## What is asked
Copy each line of the records that contains the word "this".

## Information shown
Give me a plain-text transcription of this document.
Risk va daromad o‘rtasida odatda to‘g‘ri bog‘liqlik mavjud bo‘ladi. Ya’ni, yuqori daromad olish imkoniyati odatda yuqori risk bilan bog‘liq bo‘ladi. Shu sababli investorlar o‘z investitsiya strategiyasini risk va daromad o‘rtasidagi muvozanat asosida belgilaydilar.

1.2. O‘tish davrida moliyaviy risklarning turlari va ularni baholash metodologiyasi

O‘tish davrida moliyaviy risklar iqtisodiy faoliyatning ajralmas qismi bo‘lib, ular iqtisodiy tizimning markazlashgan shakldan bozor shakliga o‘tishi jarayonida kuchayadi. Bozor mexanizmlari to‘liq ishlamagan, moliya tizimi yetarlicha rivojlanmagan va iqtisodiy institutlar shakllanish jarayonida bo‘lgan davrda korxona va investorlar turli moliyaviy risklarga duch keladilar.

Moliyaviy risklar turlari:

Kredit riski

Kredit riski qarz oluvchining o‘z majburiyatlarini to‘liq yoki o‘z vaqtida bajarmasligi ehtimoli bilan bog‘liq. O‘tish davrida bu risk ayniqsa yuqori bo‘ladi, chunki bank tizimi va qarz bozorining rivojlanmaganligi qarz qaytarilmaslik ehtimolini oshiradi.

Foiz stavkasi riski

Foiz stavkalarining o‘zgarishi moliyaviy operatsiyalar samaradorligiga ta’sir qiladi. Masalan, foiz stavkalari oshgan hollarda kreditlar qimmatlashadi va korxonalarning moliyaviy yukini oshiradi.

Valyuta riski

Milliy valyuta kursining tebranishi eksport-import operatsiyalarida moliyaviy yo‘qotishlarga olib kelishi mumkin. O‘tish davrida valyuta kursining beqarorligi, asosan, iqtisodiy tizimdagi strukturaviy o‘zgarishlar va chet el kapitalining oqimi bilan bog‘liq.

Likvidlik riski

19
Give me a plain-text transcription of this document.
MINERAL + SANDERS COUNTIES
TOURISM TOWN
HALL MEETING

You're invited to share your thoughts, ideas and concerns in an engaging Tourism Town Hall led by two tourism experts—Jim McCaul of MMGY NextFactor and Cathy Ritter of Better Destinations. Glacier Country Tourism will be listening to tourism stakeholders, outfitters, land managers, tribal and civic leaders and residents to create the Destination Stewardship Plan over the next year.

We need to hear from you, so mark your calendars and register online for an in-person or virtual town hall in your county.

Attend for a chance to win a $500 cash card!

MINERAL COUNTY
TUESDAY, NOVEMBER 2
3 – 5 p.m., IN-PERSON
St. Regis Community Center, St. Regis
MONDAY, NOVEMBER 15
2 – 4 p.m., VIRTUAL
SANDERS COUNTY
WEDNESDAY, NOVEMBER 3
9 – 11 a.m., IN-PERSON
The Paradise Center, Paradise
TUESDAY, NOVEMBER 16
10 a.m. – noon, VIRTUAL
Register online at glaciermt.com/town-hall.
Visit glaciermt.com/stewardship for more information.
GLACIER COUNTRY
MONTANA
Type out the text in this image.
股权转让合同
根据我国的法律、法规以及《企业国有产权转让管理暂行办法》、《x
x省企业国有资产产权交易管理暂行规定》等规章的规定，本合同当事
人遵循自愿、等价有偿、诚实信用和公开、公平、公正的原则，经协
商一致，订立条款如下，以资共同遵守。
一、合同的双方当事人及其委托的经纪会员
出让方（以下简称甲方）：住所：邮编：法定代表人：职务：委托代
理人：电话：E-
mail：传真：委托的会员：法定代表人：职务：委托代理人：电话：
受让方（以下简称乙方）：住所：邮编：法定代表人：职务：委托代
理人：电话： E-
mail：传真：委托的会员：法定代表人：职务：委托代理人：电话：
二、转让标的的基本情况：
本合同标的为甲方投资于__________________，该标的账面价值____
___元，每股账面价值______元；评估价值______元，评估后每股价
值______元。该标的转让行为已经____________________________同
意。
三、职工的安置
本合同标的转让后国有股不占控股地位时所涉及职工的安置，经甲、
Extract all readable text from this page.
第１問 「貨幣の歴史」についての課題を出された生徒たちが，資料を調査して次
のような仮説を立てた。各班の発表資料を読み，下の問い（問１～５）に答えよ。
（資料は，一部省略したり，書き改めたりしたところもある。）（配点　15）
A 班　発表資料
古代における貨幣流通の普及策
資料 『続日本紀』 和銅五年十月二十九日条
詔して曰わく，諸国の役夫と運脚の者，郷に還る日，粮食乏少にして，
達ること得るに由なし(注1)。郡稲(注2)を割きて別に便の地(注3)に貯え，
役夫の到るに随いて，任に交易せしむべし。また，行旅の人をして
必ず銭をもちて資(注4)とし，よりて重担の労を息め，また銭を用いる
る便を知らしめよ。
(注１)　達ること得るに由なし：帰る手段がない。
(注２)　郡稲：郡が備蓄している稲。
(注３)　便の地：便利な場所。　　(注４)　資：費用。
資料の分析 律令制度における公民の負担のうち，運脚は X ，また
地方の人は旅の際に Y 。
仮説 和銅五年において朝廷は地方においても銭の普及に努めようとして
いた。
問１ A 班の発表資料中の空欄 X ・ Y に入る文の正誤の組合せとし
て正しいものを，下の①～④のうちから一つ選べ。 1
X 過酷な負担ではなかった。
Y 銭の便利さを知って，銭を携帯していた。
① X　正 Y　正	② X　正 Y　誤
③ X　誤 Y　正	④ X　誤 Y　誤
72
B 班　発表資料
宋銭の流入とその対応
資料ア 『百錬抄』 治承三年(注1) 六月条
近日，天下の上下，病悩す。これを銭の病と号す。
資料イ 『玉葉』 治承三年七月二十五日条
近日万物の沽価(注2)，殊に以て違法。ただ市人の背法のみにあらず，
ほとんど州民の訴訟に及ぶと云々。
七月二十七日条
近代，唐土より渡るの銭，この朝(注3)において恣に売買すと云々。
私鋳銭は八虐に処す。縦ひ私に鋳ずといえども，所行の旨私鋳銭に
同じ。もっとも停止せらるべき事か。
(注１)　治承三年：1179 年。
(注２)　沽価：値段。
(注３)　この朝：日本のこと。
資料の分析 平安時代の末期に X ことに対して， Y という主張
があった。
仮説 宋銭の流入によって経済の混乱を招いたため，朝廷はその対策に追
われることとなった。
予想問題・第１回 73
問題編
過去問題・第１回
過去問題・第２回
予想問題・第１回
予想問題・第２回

## The reply
Give me a plain-text transcription of this document.
Give me a plain-text transcription of this document.
Type out the text in this image.
Extract all readable text from this page.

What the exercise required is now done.